= Exercise objective =
Answer with nothing but a number: how many lines include the word "Liderança"?

====== Provided records

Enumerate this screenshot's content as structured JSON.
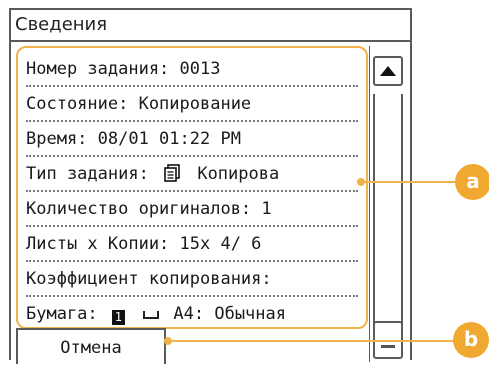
{
  "window": {
    "title": "Сведения"
  },
  "rows": [
    {
      "text": "Номер задания: 0013"
    },
    {
      "text": "Состояние: Копирование"
    },
    {
      "text": "Время: 08/01 01:22 PM"
    },
    {
      "label": "Тип задания:",
      "icon": "copy-job-icon",
      "value": "Копирова"
    },
    {
      "text": "Количество оригиналов: 1"
    },
    {
      "text": "Листы x Копии: 15x 4/ 6"
    },
    {
      "text": "Коэффициент копирования:"
    },
    {
      "label": "Бумага:",
      "box_number": "1",
      "icon": "paper-tray-icon",
      "value": "A4: Обычная"
    }
  ],
  "buttons": {
    "cancel": "Отмена"
  },
  "callouts": {
    "a": "a",
    "b": "b"
  },
  "colors": {
    "accent": "#f0b24a",
    "border": "#5a5a5a"
  }
}
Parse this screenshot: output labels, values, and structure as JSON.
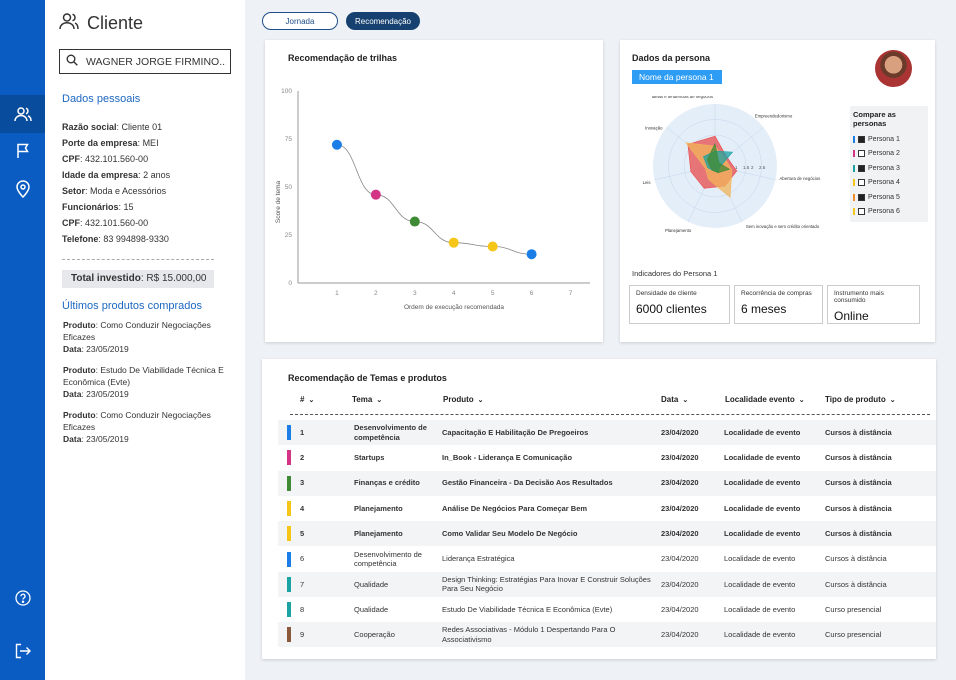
{
  "app": {
    "title": "Cliente"
  },
  "search": {
    "value": "WAGNER JORGE FIRMINO..."
  },
  "sidebar": {
    "section_title": "Dados pessoais"
  },
  "client_info": [
    {
      "label": "Razão social",
      "value": "Cliente 01"
    },
    {
      "label": "Porte da empresa",
      "value": "MEI"
    },
    {
      "label": "CPF",
      "value": "432.101.560-00"
    },
    {
      "label": "Idade da empresa",
      "value": "2 anos"
    },
    {
      "label": "Setor",
      "value": "Moda e Acessórios"
    },
    {
      "label": "Funcionários",
      "value": "15"
    },
    {
      "label": "CPF",
      "value": "432.101.560-00"
    },
    {
      "label": "Telefone",
      "value": "83 994898-9330"
    }
  ],
  "total": {
    "label": "Total investido",
    "value": "R$ 15.000,00"
  },
  "recent": {
    "title": "Últimos produtos comprados",
    "items": [
      {
        "produto_label": "Produto",
        "produto": "Como Conduzir Negociações Eficazes",
        "data_label": "Data",
        "data": "23/05/2019"
      },
      {
        "produto_label": "Produto",
        "produto": "Estudo De Viabilidade Técnica E Econômica (Evte)",
        "data_label": "Data",
        "data": "23/05/2019"
      },
      {
        "produto_label": "Produto",
        "produto": "Como Conduzir Negociações Eficazes",
        "data_label": "Data",
        "data": "23/05/2019"
      }
    ]
  },
  "tabs": [
    {
      "label": "Jornada"
    },
    {
      "label": "Recomendação"
    }
  ],
  "colors": {
    "rail": "#0a5cc2",
    "accent": "#1d68c1",
    "blue": "#1a7ee6",
    "magenta": "#d33486",
    "green": "#3f8a35",
    "yellow": "#f5c518",
    "teal": "#1ba3a3",
    "brown": "#8a5a3a",
    "orange": "#f28c28"
  },
  "chart_data": [
    {
      "type": "line",
      "title": "Recomendação de trilhas",
      "xlabel": "Ordem de execução recomendada",
      "ylabel": "Score de tema",
      "x": [
        1,
        2,
        3,
        4,
        5,
        6
      ],
      "y": [
        72,
        46,
        32,
        21,
        19,
        15
      ],
      "point_colors": [
        "#1a7ee6",
        "#d33486",
        "#3f8a35",
        "#f5c518",
        "#f5c518",
        "#1a7ee6"
      ],
      "xticks": [
        "1",
        "2",
        "3",
        "4",
        "5",
        "6",
        "7"
      ],
      "yticks": [
        "0",
        "25",
        "50",
        "75",
        "100"
      ],
      "xlim": [
        0,
        7.5
      ],
      "ylim": [
        0,
        100
      ]
    },
    {
      "type": "radar",
      "title": "Dados da persona",
      "axes": [
        "Ideias e tendências de negócios",
        "Empreendedorismo",
        "Abertura de negócios",
        "Sem inovação e sem crédito orientado",
        "Planejamento",
        "Leis",
        "Inovação"
      ],
      "ticks": [
        "1",
        "1.5",
        "2",
        "2.5"
      ],
      "series": [
        {
          "name": "Persona 1",
          "color": "#e84b4b",
          "values": [
            1.2,
            0.6,
            0.9,
            0.9,
            1.0,
            1.0,
            1.4
          ]
        },
        {
          "name": "Persona 4",
          "color": "#f2b45a",
          "values": [
            0.8,
            0.5,
            0.7,
            1.4,
            0.6,
            0.4,
            1.5
          ]
        },
        {
          "name": "Persona 3",
          "color": "#1ba3a3",
          "values": [
            0.6,
            0.9,
            0.2,
            0.3,
            0.2,
            0.3,
            0.6
          ]
        },
        {
          "name": "Persona 6",
          "color": "#3f8a35",
          "values": [
            0.9,
            0.2,
            0.6,
            0.3,
            0.2,
            0.2,
            0.4
          ]
        }
      ]
    }
  ],
  "persona": {
    "title": "Dados da persona",
    "name": "Nome da persona 1",
    "compare_title": "Compare as personas",
    "list": [
      {
        "label": "Persona 1",
        "color": "#1a7ee6",
        "checked": true
      },
      {
        "label": "Persona 2",
        "color": "#d33486",
        "checked": false
      },
      {
        "label": "Persona 3",
        "color": "#1ba3a3",
        "checked": true
      },
      {
        "label": "Persona 4",
        "color": "#f5c518",
        "checked": false
      },
      {
        "label": "Persona 5",
        "color": "#f28c28",
        "checked": true
      },
      {
        "label": "Persona 6",
        "color": "#f5c518",
        "checked": false
      }
    ],
    "indicators_title": "Indicadores do Persona 1",
    "indicators": [
      {
        "label": "Densidade de cliente",
        "value": "6000 clientes"
      },
      {
        "label": "Recorrência de compras",
        "value": "6 meses"
      },
      {
        "label": "Instrumento mais consumido",
        "value": "Online"
      }
    ]
  },
  "table": {
    "title": "Recomendação de Temas e produtos",
    "columns": [
      "#",
      "Tema",
      "Produto",
      "Data",
      "Localidade evento",
      "Tipo de produto"
    ],
    "rows": [
      {
        "n": "1",
        "tema": "Desenvolvimento de competência",
        "produto": "Capacitação E Habilitação De Pregoeiros",
        "data": "23/04/2020",
        "local": "Localidade de evento",
        "tipo": "Cursos à distância",
        "color": "#1a7ee6",
        "bold": true
      },
      {
        "n": "2",
        "tema": "Startups",
        "produto": "In_Book - Liderança E Comunicação",
        "data": "23/04/2020",
        "local": "Localidade de evento",
        "tipo": "Cursos à distância",
        "color": "#d33486",
        "bold": true
      },
      {
        "n": "3",
        "tema": "Finanças e crédito",
        "produto": "Gestão Financeira - Da Decisão Aos Resultados",
        "data": "23/04/2020",
        "local": "Localidade de evento",
        "tipo": "Cursos à distância",
        "color": "#3f8a35",
        "bold": true
      },
      {
        "n": "4",
        "tema": "Planejamento",
        "produto": "Análise De Negócios Para Começar Bem",
        "data": "23/04/2020",
        "local": "Localidade de evento",
        "tipo": "Cursos à distância",
        "color": "#f5c518",
        "bold": true
      },
      {
        "n": "5",
        "tema": "Planejamento",
        "produto": "Como Validar Seu Modelo De Negócio",
        "data": "23/04/2020",
        "local": "Localidade de evento",
        "tipo": "Cursos à distância",
        "color": "#f5c518",
        "bold": true
      },
      {
        "n": "6",
        "tema": "Desenvolvimento de competência",
        "produto": "Liderança Estratégica",
        "data": "23/04/2020",
        "local": "Localidade de evento",
        "tipo": "Cursos à distância",
        "color": "#1a7ee6",
        "bold": false
      },
      {
        "n": "7",
        "tema": "Qualidade",
        "produto": "Design Thinking: Estratégias Para Inovar E Construir Soluções Para Seu Negócio",
        "data": "23/04/2020",
        "local": "Localidade de evento",
        "tipo": "Cursos à distância",
        "color": "#1ba3a3",
        "bold": false
      },
      {
        "n": "8",
        "tema": "Qualidade",
        "produto": "Estudo De Viabilidade Técnica E Econômica (Evte)",
        "data": "23/04/2020",
        "local": "Localidade de evento",
        "tipo": "Curso presencial",
        "color": "#1ba3a3",
        "bold": false
      },
      {
        "n": "9",
        "tema": "Cooperação",
        "produto": "Redes Associativas - Módulo 1 Despertando Para O Associativismo",
        "data": "23/04/2020",
        "local": "Localidade de evento",
        "tipo": "Curso presencial",
        "color": "#8a5a3a",
        "bold": false
      }
    ]
  }
}
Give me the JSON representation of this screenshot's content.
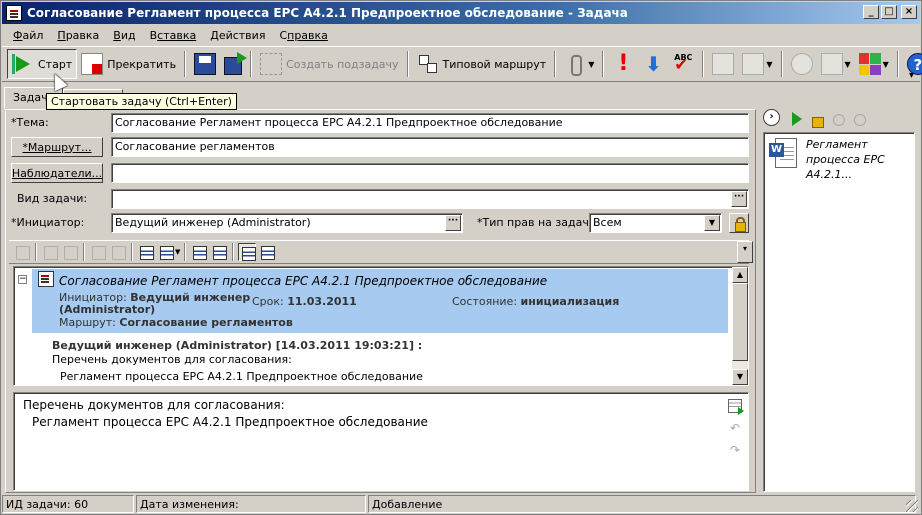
{
  "window": {
    "title": "Согласование Регламент процесса EPC A4.2.1 Предпроектное обследование - Задача"
  },
  "menu": [
    {
      "label": "Файл",
      "key": "Ф",
      "rest": "айл"
    },
    {
      "label": "Правка",
      "key": "П",
      "rest": "равка"
    },
    {
      "label": "Вид",
      "key": "В",
      "rest": "ид"
    },
    {
      "label": "Вставка",
      "key": "В",
      "rest": "ставка"
    },
    {
      "label": "Действия",
      "key": "Д",
      "rest": "ействия"
    },
    {
      "label": "Справка",
      "key": "С",
      "rest": "правка"
    }
  ],
  "toolbar": {
    "start_label": "Старт",
    "stop_label": "Прекратить",
    "create_subtask_label": "Создать подзадачу",
    "template_route_label": "Типовой маршрут"
  },
  "tooltip": "Стартовать задачу (Ctrl+Enter)",
  "tabs": {
    "task_label": "Задача"
  },
  "form": {
    "subject_label": "*Тема:",
    "subject_value": "Согласование Регламент процесса EPC A4.2.1 Предпроектное обследование",
    "route_button": "*Маршрут...",
    "route_value": "Согласование регламентов",
    "observers_button": "Наблюдатели...",
    "observers_value": "",
    "task_kind_label": "Вид задачи:",
    "task_kind_value": "",
    "initiator_label": "*Инициатор:",
    "initiator_value": "Ведущий инженер (Administrator)",
    "rights_label": "*Тип прав на задачу:",
    "rights_value": "Всем"
  },
  "tree": {
    "toggle": "−",
    "title": "Согласование Регламент процесса EPC A4.2.1 Предпроектное обследование",
    "initiator_label": "Инициатор:",
    "initiator_value_line1": "Ведущий инженер",
    "initiator_value_line2": "(Administrator)",
    "deadline_label": "Срок:",
    "deadline_value": "11.03.2011",
    "state_label": "Состояние:",
    "state_value": "инициализация",
    "route_label": "Маршрут:",
    "route_value": "Согласование регламентов",
    "comment_author": "Ведущий инженер (Administrator) [14.03.2011 19:03:21] :",
    "comment_line1": "Перечень документов для согласования:",
    "comment_line2": "Регламент процесса EPC A4.2.1 Предпроектное обследование"
  },
  "editor": {
    "line1": "Перечень документов для согласования:",
    "line2": "Регламент процесса EPC A4.2.1 Предпроектное обследование"
  },
  "attachments": [
    {
      "name": "Регламент процесса EPC A4.2.1...",
      "icon": "word-document-icon"
    }
  ],
  "status": {
    "task_id": "ИД задачи: 60",
    "modified": "Дата изменения:",
    "mode": "Добавление"
  },
  "colors": {
    "selection": "#a6caf0",
    "title_bar_start": "#0a246a",
    "start_icon": "#1a9a1a",
    "stop_icon": "#dd0000"
  }
}
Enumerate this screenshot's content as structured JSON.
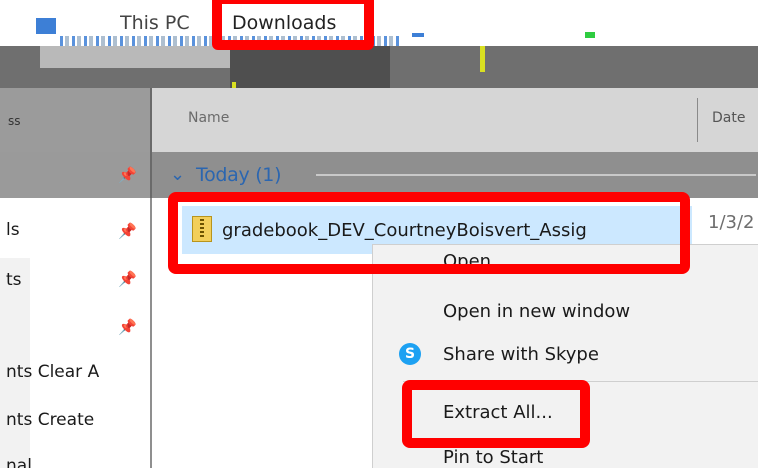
{
  "address_bar": {
    "this_pc": "This PC",
    "downloads": "Downloads"
  },
  "column_headers": {
    "name": "Name",
    "date": "Date"
  },
  "group": {
    "today": "Today (1)"
  },
  "nav_items": [
    {
      "label": "ls"
    },
    {
      "label": "ts"
    },
    {
      "label": ""
    },
    {
      "label": "nts Clear A"
    },
    {
      "label": "nts Create"
    },
    {
      "label": "nal"
    }
  ],
  "nav_header_text": "ss",
  "file": {
    "name": "gradebook_DEV_CourtneyBoisvert_Assig",
    "date": "1/3/2"
  },
  "context_menu": {
    "items": [
      {
        "label": "Open"
      },
      {
        "label": "Open in new window"
      },
      {
        "label": "Share with Skype"
      },
      {
        "label": "Extract All..."
      },
      {
        "label": "Pin to Start"
      }
    ],
    "skype_glyph": "S"
  },
  "colors": {
    "annotation": "#ff0000",
    "selection": "#cce8ff",
    "group_header": "#2b66b0"
  }
}
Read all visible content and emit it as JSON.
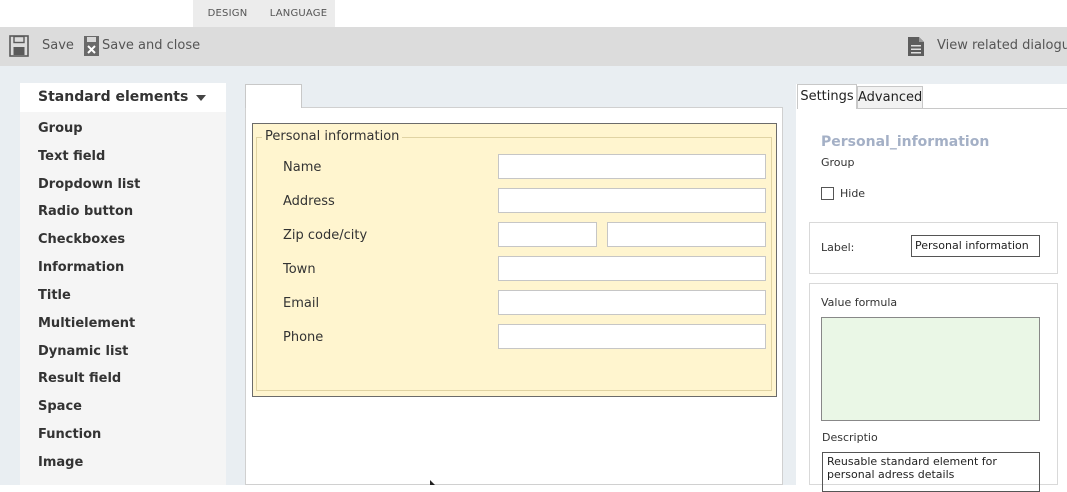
{
  "tabs": [
    {
      "label": "DESIGN"
    },
    {
      "label": "LANGUAGE"
    }
  ],
  "toolbar": {
    "save_label": "Save",
    "save_close_label": "Save and close",
    "view_related_label": "View related dialogue"
  },
  "palette": {
    "header": "Standard elements",
    "items": [
      {
        "label": "Group"
      },
      {
        "label": "Text field"
      },
      {
        "label": "Dropdown list"
      },
      {
        "label": "Radio button"
      },
      {
        "label": "Checkboxes"
      },
      {
        "label": "Information"
      },
      {
        "label": "Title"
      },
      {
        "label": "Multielement"
      },
      {
        "label": "Dynamic list"
      },
      {
        "label": "Result field"
      },
      {
        "label": "Space"
      },
      {
        "label": "Function"
      },
      {
        "label": "Image"
      }
    ]
  },
  "form": {
    "group_title": "Personal information",
    "fields": [
      {
        "label": "Name",
        "value": ""
      },
      {
        "label": "Address",
        "value": ""
      },
      {
        "label": "Zip code/city",
        "value": ""
      },
      {
        "label": "Town",
        "value": ""
      },
      {
        "label": "Email",
        "value": ""
      },
      {
        "label": "Phone",
        "value": ""
      }
    ]
  },
  "properties": {
    "tabs": [
      {
        "label": "Settings"
      },
      {
        "label": "Advanced"
      }
    ],
    "element_name": "Personal_information",
    "element_type": "Group",
    "hide_label": "Hide",
    "hide_checked": false,
    "label_caption": "Label:",
    "label_value": "Personal information",
    "value_formula_caption": "Value formula",
    "value_formula": "",
    "description_caption": "Descriptio",
    "description_value": "Reusable standard element for personal adress details"
  },
  "colors": {
    "toolbar_bg": "#dcdcdc",
    "group_bg": "#fff5cf",
    "formula_bg": "#eaf7e6",
    "element_name": "#a4b0c6"
  },
  "icons": {
    "save": "floppy-disk-icon",
    "save_close": "floppy-disk-close-icon",
    "view_related": "document-icon",
    "palette_toggle": "caret-down-icon"
  }
}
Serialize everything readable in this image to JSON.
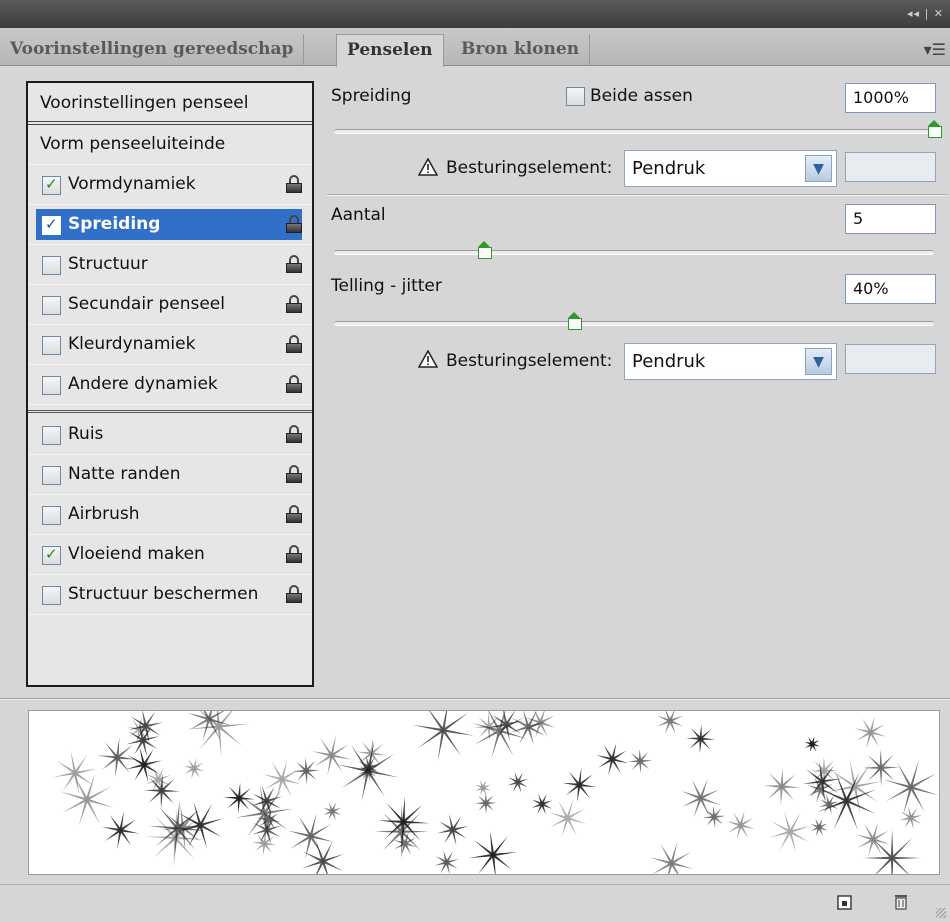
{
  "tabs": [
    {
      "label": "Voorinstellingen gereedschap",
      "active": false
    },
    {
      "label": "Penselen",
      "active": true
    },
    {
      "label": "Bron klonen",
      "active": false
    }
  ],
  "left_panel": {
    "header": "Voorinstellingen penseel",
    "plain_item": "Vorm penseeluiteinde",
    "items_group1": [
      {
        "label": "Vormdynamiek",
        "checked": true,
        "selected": false
      },
      {
        "label": "Spreiding",
        "checked": true,
        "selected": true
      },
      {
        "label": "Structuur",
        "checked": false,
        "selected": false
      },
      {
        "label": "Secundair penseel",
        "checked": false,
        "selected": false
      },
      {
        "label": "Kleurdynamiek",
        "checked": false,
        "selected": false
      },
      {
        "label": "Andere dynamiek",
        "checked": false,
        "selected": false
      }
    ],
    "items_group2": [
      {
        "label": "Ruis",
        "checked": false
      },
      {
        "label": "Natte randen",
        "checked": false
      },
      {
        "label": "Airbrush",
        "checked": false
      },
      {
        "label": "Vloeiend maken",
        "checked": true
      },
      {
        "label": "Structuur beschermen",
        "checked": false
      }
    ]
  },
  "scatter": {
    "label": "Spreiding",
    "both_axes_label": "Beide assen",
    "both_axes_checked": false,
    "value": "1000%",
    "slider_fraction": 1.0,
    "control_label": "Besturingselement:",
    "control_value": "Pendruk"
  },
  "count": {
    "label": "Aantal",
    "value": "5",
    "slider_fraction": 0.25
  },
  "count_jitter": {
    "label": "Telling - jitter",
    "value": "40%",
    "slider_fraction": 0.4,
    "control_label": "Besturingselement:",
    "control_value": "Pendruk"
  },
  "colors": {
    "selection": "#3170c8",
    "slider_thumb": "#2e9a2e",
    "checkmark": "#1f8a1f"
  }
}
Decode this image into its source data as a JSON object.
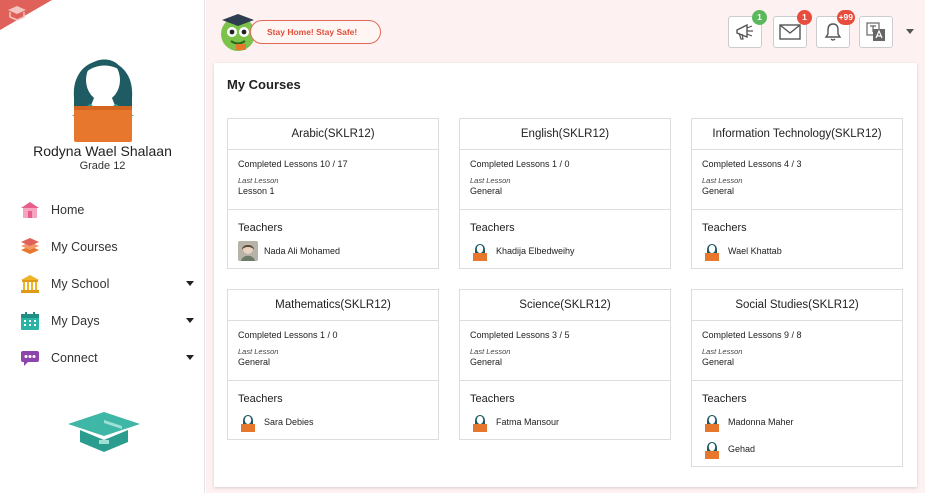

============

= Written solution =
2